Collection entries:
-- start --
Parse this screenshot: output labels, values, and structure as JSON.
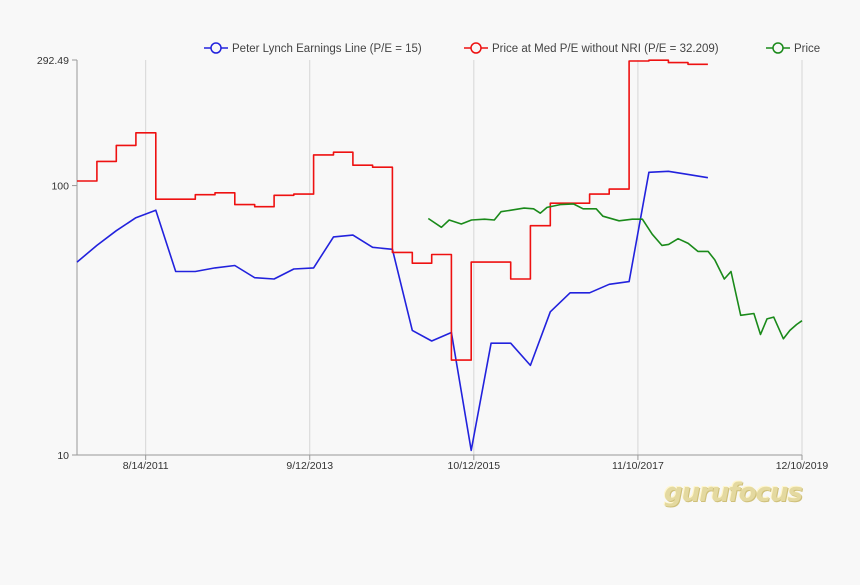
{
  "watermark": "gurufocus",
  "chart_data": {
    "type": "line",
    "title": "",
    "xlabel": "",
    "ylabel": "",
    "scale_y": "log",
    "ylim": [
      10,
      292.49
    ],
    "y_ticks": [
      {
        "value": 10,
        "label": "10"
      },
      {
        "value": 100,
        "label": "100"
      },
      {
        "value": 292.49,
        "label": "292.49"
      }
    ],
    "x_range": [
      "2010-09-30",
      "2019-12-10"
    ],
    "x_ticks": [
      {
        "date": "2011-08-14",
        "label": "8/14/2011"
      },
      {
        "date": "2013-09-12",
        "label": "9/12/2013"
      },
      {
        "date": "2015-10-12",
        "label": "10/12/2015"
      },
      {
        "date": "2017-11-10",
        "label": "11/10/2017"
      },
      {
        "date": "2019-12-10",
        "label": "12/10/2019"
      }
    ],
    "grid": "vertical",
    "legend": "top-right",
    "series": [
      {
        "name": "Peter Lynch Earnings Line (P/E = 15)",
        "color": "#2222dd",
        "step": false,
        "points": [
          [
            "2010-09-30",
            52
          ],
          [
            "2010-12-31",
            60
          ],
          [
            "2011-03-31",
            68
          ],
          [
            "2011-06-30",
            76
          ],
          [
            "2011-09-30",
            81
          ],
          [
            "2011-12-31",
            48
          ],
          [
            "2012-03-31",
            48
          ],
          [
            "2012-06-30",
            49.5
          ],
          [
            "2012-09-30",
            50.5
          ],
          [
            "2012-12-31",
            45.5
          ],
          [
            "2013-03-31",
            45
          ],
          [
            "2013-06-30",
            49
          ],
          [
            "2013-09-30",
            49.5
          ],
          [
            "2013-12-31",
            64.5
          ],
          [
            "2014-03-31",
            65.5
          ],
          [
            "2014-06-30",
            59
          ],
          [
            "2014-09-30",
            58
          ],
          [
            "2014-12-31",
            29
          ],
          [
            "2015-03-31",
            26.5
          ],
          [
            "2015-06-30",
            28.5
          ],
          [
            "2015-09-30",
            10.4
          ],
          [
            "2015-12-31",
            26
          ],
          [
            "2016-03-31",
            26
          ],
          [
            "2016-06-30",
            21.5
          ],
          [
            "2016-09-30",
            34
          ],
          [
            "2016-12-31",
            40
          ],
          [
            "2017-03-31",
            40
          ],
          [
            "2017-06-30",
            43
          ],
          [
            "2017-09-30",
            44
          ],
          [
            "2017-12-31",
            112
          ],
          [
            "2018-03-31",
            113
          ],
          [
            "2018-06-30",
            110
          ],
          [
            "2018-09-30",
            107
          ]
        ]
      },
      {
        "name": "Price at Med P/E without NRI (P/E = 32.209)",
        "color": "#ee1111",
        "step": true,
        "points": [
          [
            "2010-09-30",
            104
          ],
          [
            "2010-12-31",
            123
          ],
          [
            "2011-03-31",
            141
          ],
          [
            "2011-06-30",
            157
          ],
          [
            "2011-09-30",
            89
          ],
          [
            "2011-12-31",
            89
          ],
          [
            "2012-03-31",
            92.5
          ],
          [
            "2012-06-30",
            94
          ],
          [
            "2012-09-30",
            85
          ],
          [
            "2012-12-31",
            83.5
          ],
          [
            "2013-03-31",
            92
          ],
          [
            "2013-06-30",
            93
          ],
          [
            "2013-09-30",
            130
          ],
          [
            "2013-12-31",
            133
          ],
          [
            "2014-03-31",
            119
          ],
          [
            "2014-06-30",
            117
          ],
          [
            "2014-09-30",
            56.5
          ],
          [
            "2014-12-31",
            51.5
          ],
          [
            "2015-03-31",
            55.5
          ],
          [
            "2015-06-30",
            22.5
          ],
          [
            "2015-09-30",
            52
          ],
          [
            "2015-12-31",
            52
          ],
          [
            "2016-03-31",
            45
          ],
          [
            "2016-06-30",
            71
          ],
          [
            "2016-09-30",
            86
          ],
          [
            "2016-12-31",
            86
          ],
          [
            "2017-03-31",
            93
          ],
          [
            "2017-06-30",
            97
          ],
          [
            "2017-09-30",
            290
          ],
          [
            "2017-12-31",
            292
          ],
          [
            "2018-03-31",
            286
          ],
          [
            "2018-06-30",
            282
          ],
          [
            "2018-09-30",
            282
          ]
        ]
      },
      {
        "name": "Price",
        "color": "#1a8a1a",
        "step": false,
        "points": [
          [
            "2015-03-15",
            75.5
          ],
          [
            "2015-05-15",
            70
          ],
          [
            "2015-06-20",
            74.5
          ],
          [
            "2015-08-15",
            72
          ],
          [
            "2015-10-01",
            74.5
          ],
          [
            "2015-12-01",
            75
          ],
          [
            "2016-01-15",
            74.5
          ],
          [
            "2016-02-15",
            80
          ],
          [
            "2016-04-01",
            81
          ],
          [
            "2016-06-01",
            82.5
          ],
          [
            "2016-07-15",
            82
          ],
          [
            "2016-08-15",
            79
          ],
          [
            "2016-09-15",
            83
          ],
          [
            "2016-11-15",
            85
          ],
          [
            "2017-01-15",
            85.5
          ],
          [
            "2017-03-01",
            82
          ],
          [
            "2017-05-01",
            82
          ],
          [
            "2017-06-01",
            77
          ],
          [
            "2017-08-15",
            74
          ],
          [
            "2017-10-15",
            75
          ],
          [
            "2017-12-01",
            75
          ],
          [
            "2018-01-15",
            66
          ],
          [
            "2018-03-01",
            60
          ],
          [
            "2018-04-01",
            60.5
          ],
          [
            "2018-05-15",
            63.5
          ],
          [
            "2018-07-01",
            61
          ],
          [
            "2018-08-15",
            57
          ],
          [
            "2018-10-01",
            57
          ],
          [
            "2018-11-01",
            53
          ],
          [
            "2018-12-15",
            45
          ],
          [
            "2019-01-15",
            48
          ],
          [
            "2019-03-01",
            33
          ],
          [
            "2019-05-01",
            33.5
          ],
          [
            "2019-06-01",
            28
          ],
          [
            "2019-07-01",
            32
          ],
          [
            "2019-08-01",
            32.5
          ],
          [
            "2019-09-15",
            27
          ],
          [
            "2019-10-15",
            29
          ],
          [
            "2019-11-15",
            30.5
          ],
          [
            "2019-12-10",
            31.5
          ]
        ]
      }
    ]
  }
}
-- end --
-- start --
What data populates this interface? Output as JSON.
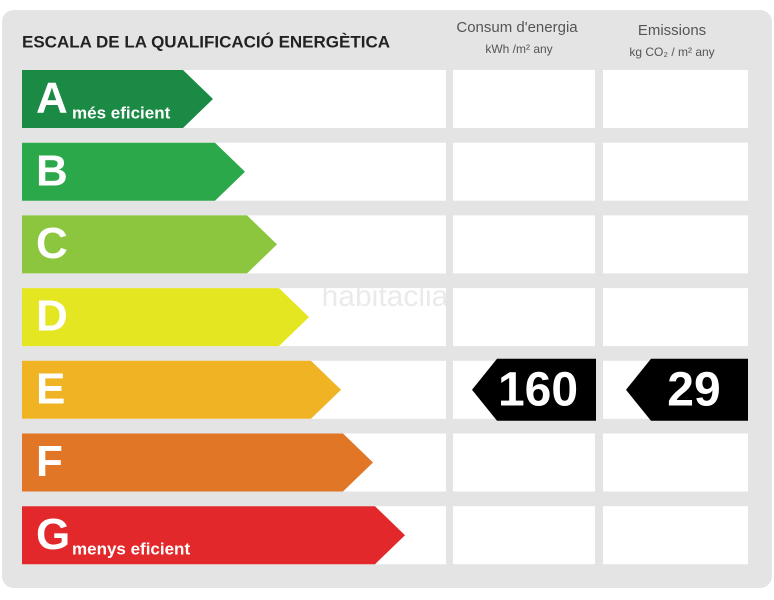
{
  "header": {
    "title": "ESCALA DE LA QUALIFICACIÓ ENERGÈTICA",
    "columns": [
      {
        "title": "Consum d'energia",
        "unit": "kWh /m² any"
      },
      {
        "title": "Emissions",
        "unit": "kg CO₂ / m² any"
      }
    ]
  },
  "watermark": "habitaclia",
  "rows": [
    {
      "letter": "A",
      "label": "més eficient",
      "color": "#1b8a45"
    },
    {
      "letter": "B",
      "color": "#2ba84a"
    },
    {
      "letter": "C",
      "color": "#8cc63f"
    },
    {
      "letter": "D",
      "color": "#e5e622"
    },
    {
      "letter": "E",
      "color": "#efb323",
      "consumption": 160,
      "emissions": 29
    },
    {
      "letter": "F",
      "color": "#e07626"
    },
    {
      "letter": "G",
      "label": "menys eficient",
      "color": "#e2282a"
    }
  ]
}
-- end --
### INSTRUCTIONS TO FOLLOW:
Return solely the number of lines in the data that include the word "JSON".

### EXPECTED OUTPUT:
2